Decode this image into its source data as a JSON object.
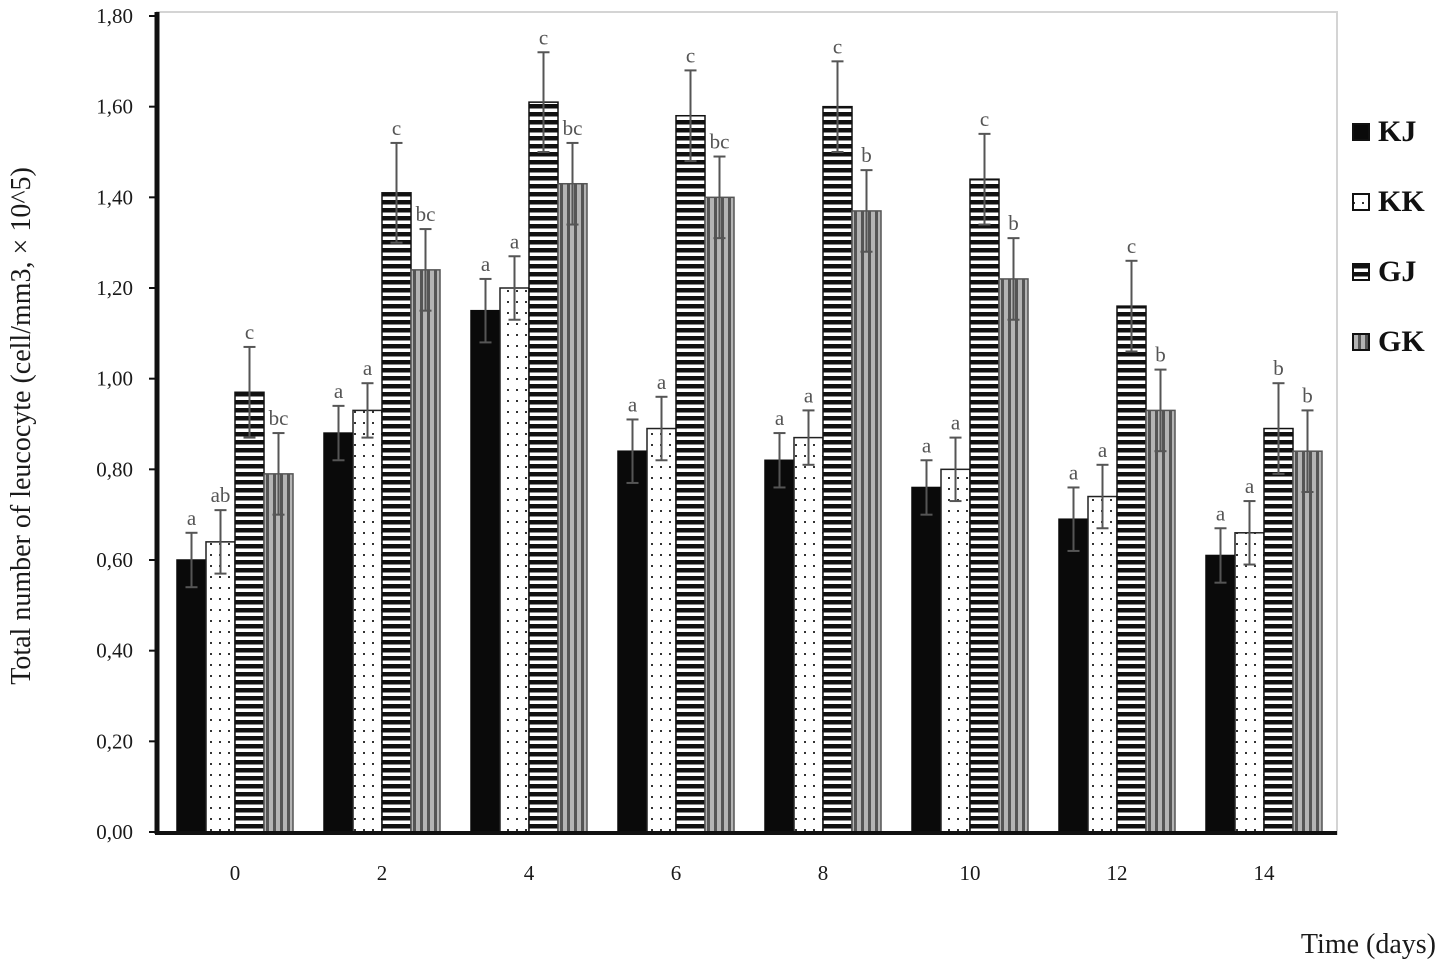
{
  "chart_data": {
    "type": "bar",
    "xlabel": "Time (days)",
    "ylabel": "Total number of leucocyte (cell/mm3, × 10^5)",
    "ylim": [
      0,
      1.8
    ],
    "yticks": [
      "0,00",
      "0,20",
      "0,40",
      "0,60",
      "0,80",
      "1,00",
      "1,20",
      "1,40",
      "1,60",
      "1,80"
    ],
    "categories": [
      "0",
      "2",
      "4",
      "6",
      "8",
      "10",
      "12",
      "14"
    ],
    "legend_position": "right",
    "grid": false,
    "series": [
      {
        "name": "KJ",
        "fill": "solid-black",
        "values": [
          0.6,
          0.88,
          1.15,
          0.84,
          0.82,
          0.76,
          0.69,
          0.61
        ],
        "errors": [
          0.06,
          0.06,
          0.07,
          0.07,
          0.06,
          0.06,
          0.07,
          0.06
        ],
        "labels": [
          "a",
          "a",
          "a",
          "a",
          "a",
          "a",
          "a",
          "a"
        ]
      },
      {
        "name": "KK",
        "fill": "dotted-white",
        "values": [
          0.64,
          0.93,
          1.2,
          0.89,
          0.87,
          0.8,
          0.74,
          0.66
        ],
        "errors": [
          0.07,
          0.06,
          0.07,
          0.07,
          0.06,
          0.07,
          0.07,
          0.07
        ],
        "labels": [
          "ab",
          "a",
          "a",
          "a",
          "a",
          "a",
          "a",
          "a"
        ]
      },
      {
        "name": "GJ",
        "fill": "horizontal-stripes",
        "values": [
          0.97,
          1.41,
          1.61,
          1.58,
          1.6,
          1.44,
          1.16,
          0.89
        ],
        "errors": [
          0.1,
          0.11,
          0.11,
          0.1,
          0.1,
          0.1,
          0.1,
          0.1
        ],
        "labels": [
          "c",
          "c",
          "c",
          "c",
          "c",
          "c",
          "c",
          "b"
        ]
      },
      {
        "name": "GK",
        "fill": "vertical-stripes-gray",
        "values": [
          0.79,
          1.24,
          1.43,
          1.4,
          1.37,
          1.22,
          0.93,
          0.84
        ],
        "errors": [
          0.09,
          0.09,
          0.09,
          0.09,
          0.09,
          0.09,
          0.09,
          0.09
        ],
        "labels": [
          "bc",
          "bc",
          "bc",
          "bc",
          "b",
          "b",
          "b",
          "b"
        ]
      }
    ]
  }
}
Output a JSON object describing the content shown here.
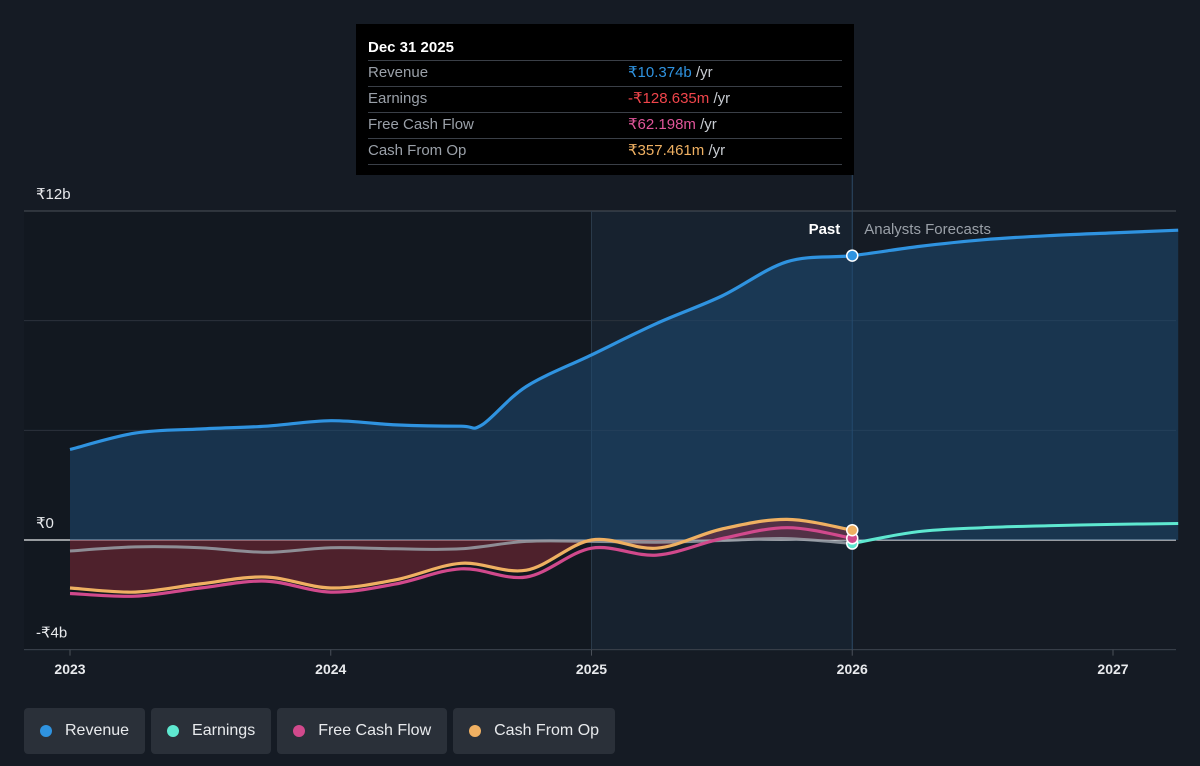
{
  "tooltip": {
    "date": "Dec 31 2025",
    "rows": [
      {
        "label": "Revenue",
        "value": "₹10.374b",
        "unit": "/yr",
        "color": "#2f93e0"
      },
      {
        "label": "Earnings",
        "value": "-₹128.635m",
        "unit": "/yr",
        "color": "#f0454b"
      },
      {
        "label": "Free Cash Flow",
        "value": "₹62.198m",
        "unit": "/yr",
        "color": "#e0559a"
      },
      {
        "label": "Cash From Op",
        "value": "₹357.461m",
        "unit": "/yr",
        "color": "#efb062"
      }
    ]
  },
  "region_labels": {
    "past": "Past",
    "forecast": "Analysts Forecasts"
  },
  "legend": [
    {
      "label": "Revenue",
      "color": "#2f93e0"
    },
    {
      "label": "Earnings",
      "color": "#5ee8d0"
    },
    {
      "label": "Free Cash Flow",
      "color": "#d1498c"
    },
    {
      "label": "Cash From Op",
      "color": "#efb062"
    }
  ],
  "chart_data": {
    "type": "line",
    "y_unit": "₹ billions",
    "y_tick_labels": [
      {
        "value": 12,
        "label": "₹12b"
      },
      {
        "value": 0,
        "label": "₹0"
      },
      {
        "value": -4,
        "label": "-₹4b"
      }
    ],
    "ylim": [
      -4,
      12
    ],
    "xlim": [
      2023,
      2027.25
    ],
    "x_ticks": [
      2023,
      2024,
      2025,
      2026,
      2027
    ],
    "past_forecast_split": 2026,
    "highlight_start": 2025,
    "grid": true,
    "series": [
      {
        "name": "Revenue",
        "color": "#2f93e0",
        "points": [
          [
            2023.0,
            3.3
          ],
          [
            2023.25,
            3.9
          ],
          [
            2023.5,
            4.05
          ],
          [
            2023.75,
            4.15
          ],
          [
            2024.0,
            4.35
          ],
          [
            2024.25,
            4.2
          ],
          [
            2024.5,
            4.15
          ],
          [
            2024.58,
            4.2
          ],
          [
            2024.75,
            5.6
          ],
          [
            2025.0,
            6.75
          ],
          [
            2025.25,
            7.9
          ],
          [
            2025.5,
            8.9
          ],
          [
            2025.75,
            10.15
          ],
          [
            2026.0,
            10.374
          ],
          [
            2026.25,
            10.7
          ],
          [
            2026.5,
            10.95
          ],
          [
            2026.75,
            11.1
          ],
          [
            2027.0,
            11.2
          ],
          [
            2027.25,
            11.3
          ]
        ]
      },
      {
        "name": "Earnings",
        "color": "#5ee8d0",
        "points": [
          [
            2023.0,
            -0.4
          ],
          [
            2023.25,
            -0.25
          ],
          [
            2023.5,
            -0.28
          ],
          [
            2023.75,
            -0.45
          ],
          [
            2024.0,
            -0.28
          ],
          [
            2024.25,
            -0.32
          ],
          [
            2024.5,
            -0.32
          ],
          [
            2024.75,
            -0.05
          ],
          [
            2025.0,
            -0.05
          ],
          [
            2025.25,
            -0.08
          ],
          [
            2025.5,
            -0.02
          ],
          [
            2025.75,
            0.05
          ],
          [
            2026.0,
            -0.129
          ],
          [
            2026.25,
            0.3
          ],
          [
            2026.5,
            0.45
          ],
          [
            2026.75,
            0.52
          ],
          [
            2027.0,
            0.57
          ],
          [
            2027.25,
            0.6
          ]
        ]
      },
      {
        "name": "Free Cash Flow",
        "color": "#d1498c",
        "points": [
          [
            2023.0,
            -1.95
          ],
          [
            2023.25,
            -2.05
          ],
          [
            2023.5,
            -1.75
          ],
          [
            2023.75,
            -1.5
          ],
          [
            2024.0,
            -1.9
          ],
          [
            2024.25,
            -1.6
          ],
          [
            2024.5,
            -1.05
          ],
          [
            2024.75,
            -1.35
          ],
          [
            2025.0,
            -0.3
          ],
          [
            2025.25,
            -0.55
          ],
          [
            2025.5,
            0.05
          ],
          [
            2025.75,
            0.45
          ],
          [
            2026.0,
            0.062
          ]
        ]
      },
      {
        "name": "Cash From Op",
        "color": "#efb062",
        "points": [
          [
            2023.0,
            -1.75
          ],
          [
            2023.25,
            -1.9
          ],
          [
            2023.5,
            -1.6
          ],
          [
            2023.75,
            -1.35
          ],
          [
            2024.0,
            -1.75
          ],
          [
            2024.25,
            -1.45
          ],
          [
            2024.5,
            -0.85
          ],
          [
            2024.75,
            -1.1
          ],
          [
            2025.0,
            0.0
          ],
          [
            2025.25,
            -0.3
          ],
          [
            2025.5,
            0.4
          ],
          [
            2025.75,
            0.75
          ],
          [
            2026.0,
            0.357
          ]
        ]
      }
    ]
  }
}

## GIVEN TASK:
All preceding records should be duplicated verbatim, images excepted.

## RESULT OF THIS TASK:
Decode this image into its source data as a JSON object.
{
  "chart_data": {
    "type": "bar",
    "xlabel": "Time (days)",
    "ylabel": "Total number of leucocyte (cell/mm3, × 10^5)",
    "ylim": [
      0,
      1.8
    ],
    "yticks": [
      "0,00",
      "0,20",
      "0,40",
      "0,60",
      "0,80",
      "1,00",
      "1,20",
      "1,40",
      "1,60",
      "1,80"
    ],
    "categories": [
      "0",
      "2",
      "4",
      "6",
      "8",
      "10",
      "12",
      "14"
    ],
    "legend_position": "right",
    "grid": false,
    "series": [
      {
        "name": "KJ",
        "fill": "solid-black",
        "values": [
          0.6,
          0.88,
          1.15,
          0.84,
          0.82,
          0.76,
          0.69,
          0.61
        ],
        "errors": [
          0.06,
          0.06,
          0.07,
          0.07,
          0.06,
          0.06,
          0.07,
          0.06
        ],
        "labels": [
          "a",
          "a",
          "a",
          "a",
          "a",
          "a",
          "a",
          "a"
        ]
      },
      {
        "name": "KK",
        "fill": "dotted-white",
        "values": [
          0.64,
          0.93,
          1.2,
          0.89,
          0.87,
          0.8,
          0.74,
          0.66
        ],
        "errors": [
          0.07,
          0.06,
          0.07,
          0.07,
          0.06,
          0.07,
          0.07,
          0.07
        ],
        "labels": [
          "ab",
          "a",
          "a",
          "a",
          "a",
          "a",
          "a",
          "a"
        ]
      },
      {
        "name": "GJ",
        "fill": "horizontal-stripes",
        "values": [
          0.97,
          1.41,
          1.61,
          1.58,
          1.6,
          1.44,
          1.16,
          0.89
        ],
        "errors": [
          0.1,
          0.11,
          0.11,
          0.1,
          0.1,
          0.1,
          0.1,
          0.1
        ],
        "labels": [
          "c",
          "c",
          "c",
          "c",
          "c",
          "c",
          "c",
          "b"
        ]
      },
      {
        "name": "GK",
        "fill": "vertical-stripes-gray",
        "values": [
          0.79,
          1.24,
          1.43,
          1.4,
          1.37,
          1.22,
          0.93,
          0.84
        ],
        "errors": [
          0.09,
          0.09,
          0.09,
          0.09,
          0.09,
          0.09,
          0.09,
          0.09
        ],
        "labels": [
          "bc",
          "bc",
          "bc",
          "bc",
          "b",
          "b",
          "b",
          "b"
        ]
      }
    ]
  }
}
Output a JSON object describing the content shown here.
{
  "tooltip": {
    "date": "Dec 31 2025",
    "rows": [
      {
        "label": "Revenue",
        "value": "₹10.374b",
        "unit": "/yr",
        "color": "#2f93e0"
      },
      {
        "label": "Earnings",
        "value": "-₹128.635m",
        "unit": "/yr",
        "color": "#f0454b"
      },
      {
        "label": "Free Cash Flow",
        "value": "₹62.198m",
        "unit": "/yr",
        "color": "#e0559a"
      },
      {
        "label": "Cash From Op",
        "value": "₹357.461m",
        "unit": "/yr",
        "color": "#efb062"
      }
    ]
  },
  "region_labels": {
    "past": "Past",
    "forecast": "Analysts Forecasts"
  },
  "legend": [
    {
      "label": "Revenue",
      "color": "#2f93e0"
    },
    {
      "label": "Earnings",
      "color": "#5ee8d0"
    },
    {
      "label": "Free Cash Flow",
      "color": "#d1498c"
    },
    {
      "label": "Cash From Op",
      "color": "#efb062"
    }
  ],
  "chart_data": {
    "type": "line",
    "y_unit": "₹ billions",
    "y_tick_labels": [
      {
        "value": 12,
        "label": "₹12b"
      },
      {
        "value": 0,
        "label": "₹0"
      },
      {
        "value": -4,
        "label": "-₹4b"
      }
    ],
    "ylim": [
      -4,
      12
    ],
    "xlim": [
      2023,
      2027.25
    ],
    "x_ticks": [
      2023,
      2024,
      2025,
      2026,
      2027
    ],
    "past_forecast_split": 2026,
    "highlight_start": 2025,
    "grid": true,
    "series": [
      {
        "name": "Revenue",
        "color": "#2f93e0",
        "points": [
          [
            2023.0,
            3.3
          ],
          [
            2023.25,
            3.9
          ],
          [
            2023.5,
            4.05
          ],
          [
            2023.75,
            4.15
          ],
          [
            2024.0,
            4.35
          ],
          [
            2024.25,
            4.2
          ],
          [
            2024.5,
            4.15
          ],
          [
            2024.58,
            4.2
          ],
          [
            2024.75,
            5.6
          ],
          [
            2025.0,
            6.75
          ],
          [
            2025.25,
            7.9
          ],
          [
            2025.5,
            8.9
          ],
          [
            2025.75,
            10.15
          ],
          [
            2026.0,
            10.374
          ],
          [
            2026.25,
            10.7
          ],
          [
            2026.5,
            10.95
          ],
          [
            2026.75,
            11.1
          ],
          [
            2027.0,
            11.2
          ],
          [
            2027.25,
            11.3
          ]
        ]
      },
      {
        "name": "Earnings",
        "color": "#5ee8d0",
        "points": [
          [
            2023.0,
            -0.4
          ],
          [
            2023.25,
            -0.25
          ],
          [
            2023.5,
            -0.28
          ],
          [
            2023.75,
            -0.45
          ],
          [
            2024.0,
            -0.28
          ],
          [
            2024.25,
            -0.32
          ],
          [
            2024.5,
            -0.32
          ],
          [
            2024.75,
            -0.05
          ],
          [
            2025.0,
            -0.05
          ],
          [
            2025.25,
            -0.08
          ],
          [
            2025.5,
            -0.02
          ],
          [
            2025.75,
            0.05
          ],
          [
            2026.0,
            -0.129
          ],
          [
            2026.25,
            0.3
          ],
          [
            2026.5,
            0.45
          ],
          [
            2026.75,
            0.52
          ],
          [
            2027.0,
            0.57
          ],
          [
            2027.25,
            0.6
          ]
        ]
      },
      {
        "name": "Free Cash Flow",
        "color": "#d1498c",
        "points": [
          [
            2023.0,
            -1.95
          ],
          [
            2023.25,
            -2.05
          ],
          [
            2023.5,
            -1.75
          ],
          [
            2023.75,
            -1.5
          ],
          [
            2024.0,
            -1.9
          ],
          [
            2024.25,
            -1.6
          ],
          [
            2024.5,
            -1.05
          ],
          [
            2024.75,
            -1.35
          ],
          [
            2025.0,
            -0.3
          ],
          [
            2025.25,
            -0.55
          ],
          [
            2025.5,
            0.05
          ],
          [
            2025.75,
            0.45
          ],
          [
            2026.0,
            0.062
          ]
        ]
      },
      {
        "name": "Cash From Op",
        "color": "#efb062",
        "points": [
          [
            2023.0,
            -1.75
          ],
          [
            2023.25,
            -1.9
          ],
          [
            2023.5,
            -1.6
          ],
          [
            2023.75,
            -1.35
          ],
          [
            2024.0,
            -1.75
          ],
          [
            2024.25,
            -1.45
          ],
          [
            2024.5,
            -0.85
          ],
          [
            2024.75,
            -1.1
          ],
          [
            2025.0,
            0.0
          ],
          [
            2025.25,
            -0.3
          ],
          [
            2025.5,
            0.4
          ],
          [
            2025.75,
            0.75
          ],
          [
            2026.0,
            0.357
          ]
        ]
      }
    ]
  }
}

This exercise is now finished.